** START MATERIAL SUPPLIED **

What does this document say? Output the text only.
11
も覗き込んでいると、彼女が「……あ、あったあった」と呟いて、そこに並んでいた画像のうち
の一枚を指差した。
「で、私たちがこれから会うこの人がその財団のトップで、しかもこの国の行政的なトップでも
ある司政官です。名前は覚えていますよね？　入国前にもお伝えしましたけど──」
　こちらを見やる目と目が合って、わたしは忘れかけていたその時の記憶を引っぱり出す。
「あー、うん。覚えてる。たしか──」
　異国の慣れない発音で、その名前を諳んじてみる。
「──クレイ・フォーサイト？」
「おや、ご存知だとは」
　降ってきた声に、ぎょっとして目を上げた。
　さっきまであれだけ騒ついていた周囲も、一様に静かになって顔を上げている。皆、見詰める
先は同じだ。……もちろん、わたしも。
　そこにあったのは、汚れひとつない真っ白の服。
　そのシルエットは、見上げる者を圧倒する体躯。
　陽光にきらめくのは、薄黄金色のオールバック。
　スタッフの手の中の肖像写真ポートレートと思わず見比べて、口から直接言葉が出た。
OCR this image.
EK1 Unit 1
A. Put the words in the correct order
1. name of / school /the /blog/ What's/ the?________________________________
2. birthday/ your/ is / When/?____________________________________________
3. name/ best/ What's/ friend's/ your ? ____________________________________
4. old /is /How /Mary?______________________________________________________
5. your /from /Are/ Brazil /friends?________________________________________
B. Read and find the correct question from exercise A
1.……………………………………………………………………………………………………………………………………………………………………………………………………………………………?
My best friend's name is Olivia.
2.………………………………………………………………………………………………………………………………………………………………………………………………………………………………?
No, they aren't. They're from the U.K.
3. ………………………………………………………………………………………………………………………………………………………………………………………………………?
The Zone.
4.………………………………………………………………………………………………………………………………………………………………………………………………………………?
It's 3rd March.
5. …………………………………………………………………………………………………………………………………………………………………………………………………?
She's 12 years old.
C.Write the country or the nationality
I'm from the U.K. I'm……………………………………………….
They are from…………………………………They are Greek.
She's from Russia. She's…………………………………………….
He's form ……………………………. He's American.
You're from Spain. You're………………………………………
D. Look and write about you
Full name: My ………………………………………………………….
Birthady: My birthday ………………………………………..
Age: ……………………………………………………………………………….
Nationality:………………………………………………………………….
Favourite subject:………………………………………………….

** END MATERIAL SUPPLIED **

DO THIS:
Retype the material in full, character for character.

SOLUTION TO THIS PROBLEM:
What does this document say? Output the text only.
11
も覗き込んでいると、彼女が「……あ、あったあった」と呟いて、そこに並んでいた画像のうち
の一枚を指差した。
「で、私たちがこれから会うこの人がその財団のトップで、しかもこの国の行政的なトップでも
ある司政官です。名前は覚えていますよね？　入国前にもお伝えしましたけど──」
　こちらを見やる目と目が合って、わたしは忘れかけていたその時の記憶を引っぱり出す。
「あー、うん。覚えてる。たしか──」
　異国の慣れない発音で、その名前を諳んじてみる。
「──クレイ・フォーサイト？」
「おや、ご存知だとは」
　降ってきた声に、ぎょっとして目を上げた。
　さっきまであれだけ騒ついていた周囲も、一様に静かになって顔を上げている。皆、見詰める
先は同じだ。……もちろん、わたしも。
　そこにあったのは、汚れひとつない真っ白の服。
　そのシルエットは、見上げる者を圧倒する体躯。
　陽光にきらめくのは、薄黄金色のオールバック。
　スタッフの手の中の肖像写真ポートレートと思わず見比べて、口から直接言葉が出た。
OCR this image.
EK1 Unit 1
A. Put the words in the correct order
1. name of / school /the /blog/ What's/ the?________________________________
2. birthday/ your/ is / When/?____________________________________________
3. name/ best/ What's/ friend's/ your ? ____________________________________
4. old /is /How /Mary?______________________________________________________
5. your /from /Are/ Brazil /friends?________________________________________
B. Read and find the correct question from exercise A
1.……………………………………………………………………………………………………………………………………………………………………………………………………………………………?
My best friend's name is Olivia.
2.………………………………………………………………………………………………………………………………………………………………………………………………………………………………?
No, they aren't. They're from the U.K.
3. ………………………………………………………………………………………………………………………………………………………………………………………………………?
The Zone.
4.………………………………………………………………………………………………………………………………………………………………………………………………………………?
It's 3rd March.
5. …………………………………………………………………………………………………………………………………………………………………………………………………?
She's 12 years old.
C.Write the country or the nationality
I'm from the U.K. I'm……………………………………………….
They are from…………………………………They are Greek.
She's from Russia. She's…………………………………………….
He's form ……………………………. He's American.
You're from Spain. You're………………………………………
D. Look and write about you
Full name: My ………………………………………………………….
Birthady: My birthday ………………………………………..
Age: ……………………………………………………………………………….
Nationality:………………………………………………………………….
Favourite subject:………………………………………………….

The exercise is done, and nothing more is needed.